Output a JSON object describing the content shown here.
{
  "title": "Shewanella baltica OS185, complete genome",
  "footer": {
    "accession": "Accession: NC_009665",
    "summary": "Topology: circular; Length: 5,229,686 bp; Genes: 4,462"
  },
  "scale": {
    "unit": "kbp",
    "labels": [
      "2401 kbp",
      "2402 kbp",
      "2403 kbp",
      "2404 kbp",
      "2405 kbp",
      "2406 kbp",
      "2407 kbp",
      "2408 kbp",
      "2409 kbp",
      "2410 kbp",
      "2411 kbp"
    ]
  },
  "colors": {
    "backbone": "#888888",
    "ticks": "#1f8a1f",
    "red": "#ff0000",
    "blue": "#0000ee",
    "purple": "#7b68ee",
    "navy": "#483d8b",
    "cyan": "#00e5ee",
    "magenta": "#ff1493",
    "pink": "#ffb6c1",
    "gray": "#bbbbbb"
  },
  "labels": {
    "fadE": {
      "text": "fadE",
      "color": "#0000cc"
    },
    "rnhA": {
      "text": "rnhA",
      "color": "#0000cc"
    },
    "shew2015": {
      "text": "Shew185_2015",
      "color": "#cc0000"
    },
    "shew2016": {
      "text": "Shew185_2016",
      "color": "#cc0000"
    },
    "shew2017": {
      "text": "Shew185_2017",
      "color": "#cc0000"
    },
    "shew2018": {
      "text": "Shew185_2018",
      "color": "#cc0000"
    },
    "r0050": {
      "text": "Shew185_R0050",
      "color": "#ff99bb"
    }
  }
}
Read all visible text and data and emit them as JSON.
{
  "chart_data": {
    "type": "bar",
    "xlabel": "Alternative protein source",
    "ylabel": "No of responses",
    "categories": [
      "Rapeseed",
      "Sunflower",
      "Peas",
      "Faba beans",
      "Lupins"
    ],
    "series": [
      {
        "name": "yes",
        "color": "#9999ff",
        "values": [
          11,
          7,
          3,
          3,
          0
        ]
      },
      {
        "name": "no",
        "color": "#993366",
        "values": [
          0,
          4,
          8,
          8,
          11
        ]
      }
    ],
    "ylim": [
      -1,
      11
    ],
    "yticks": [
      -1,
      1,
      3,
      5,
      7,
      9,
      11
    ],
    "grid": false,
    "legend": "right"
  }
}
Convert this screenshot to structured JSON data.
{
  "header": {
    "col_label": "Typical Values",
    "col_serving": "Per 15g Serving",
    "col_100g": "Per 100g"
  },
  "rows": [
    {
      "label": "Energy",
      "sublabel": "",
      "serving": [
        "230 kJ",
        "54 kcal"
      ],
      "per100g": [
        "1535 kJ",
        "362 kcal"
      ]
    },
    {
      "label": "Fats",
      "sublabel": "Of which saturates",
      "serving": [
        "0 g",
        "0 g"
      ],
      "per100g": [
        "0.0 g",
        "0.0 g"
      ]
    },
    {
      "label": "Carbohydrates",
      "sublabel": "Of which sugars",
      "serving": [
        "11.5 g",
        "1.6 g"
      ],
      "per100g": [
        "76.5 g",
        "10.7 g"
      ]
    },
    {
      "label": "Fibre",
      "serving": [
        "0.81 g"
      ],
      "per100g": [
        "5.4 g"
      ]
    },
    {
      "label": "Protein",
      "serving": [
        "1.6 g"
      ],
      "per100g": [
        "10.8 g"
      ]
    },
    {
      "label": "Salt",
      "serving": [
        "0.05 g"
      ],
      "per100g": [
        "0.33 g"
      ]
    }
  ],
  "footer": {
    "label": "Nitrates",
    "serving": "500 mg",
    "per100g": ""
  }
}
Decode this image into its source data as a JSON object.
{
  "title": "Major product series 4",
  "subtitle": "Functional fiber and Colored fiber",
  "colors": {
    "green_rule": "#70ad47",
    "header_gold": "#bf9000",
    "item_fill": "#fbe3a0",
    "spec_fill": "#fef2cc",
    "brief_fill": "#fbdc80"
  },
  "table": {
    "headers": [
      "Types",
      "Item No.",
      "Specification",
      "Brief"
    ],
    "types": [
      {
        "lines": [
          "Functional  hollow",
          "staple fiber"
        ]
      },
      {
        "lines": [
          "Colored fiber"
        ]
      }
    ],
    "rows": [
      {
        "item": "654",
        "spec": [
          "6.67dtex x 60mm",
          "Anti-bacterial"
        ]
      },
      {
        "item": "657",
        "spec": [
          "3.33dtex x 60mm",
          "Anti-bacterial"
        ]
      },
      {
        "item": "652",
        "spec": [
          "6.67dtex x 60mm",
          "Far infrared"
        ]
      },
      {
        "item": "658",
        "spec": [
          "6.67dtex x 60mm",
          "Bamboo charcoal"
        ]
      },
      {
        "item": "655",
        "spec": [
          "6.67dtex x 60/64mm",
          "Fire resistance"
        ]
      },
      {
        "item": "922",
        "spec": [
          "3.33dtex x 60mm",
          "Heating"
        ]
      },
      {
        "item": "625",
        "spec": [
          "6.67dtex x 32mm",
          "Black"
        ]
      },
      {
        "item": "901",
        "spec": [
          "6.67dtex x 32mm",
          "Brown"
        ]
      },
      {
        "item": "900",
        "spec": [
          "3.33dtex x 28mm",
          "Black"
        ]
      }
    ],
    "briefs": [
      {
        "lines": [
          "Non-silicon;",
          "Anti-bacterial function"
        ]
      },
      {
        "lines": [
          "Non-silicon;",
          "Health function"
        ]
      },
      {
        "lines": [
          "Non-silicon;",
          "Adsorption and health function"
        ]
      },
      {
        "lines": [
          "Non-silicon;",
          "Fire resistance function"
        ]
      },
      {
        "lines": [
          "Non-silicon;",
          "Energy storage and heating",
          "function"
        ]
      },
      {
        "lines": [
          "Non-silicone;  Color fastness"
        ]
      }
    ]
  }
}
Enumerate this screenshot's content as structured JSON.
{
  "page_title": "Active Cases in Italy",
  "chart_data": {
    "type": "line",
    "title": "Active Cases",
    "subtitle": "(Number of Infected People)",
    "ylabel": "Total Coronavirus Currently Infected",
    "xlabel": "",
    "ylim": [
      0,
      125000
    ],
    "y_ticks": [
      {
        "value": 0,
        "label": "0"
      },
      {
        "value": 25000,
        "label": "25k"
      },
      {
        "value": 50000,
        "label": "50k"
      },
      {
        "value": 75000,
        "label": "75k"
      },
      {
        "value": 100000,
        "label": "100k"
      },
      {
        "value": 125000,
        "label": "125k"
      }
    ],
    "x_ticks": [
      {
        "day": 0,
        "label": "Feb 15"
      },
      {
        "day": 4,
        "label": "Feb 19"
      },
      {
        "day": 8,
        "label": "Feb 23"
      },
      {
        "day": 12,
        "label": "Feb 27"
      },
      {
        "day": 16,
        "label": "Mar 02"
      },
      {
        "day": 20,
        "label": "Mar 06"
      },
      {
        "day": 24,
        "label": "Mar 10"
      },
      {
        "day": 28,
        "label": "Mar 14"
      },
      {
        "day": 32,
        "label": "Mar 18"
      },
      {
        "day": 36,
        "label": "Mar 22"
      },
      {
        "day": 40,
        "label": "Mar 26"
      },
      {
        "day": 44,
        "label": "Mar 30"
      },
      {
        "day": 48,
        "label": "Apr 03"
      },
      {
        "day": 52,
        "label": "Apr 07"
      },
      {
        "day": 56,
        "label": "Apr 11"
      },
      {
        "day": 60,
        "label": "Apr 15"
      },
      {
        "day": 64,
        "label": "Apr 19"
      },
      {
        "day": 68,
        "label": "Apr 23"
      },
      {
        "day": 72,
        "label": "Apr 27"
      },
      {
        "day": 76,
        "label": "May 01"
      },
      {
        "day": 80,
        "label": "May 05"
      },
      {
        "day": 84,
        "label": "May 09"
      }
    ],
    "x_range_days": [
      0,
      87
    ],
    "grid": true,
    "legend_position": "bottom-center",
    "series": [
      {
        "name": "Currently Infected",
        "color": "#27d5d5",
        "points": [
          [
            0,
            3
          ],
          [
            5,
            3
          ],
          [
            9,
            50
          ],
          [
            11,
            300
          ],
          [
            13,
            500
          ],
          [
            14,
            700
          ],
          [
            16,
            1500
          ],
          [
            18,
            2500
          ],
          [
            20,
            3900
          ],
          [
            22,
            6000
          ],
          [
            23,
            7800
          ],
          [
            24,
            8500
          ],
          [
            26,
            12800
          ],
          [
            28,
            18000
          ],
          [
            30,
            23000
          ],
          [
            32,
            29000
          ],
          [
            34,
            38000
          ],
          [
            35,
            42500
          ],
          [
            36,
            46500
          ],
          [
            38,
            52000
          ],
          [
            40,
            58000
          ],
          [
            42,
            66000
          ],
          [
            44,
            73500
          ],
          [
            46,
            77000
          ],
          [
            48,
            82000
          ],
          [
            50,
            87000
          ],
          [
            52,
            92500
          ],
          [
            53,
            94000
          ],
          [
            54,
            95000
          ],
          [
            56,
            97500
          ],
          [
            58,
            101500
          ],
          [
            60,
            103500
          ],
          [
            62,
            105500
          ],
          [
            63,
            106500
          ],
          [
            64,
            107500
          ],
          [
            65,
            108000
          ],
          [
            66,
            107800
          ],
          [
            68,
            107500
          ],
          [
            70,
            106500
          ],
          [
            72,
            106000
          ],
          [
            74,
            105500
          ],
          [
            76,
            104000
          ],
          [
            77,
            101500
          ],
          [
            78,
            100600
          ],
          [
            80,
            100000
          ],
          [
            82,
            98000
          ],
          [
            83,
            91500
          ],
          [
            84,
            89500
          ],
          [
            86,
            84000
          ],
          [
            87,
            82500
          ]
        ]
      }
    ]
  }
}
-------------------------
TASK INSTRUCTIONS
Only the number is wanted: how many lines in the entries above contain the string "content"?

RESULT
2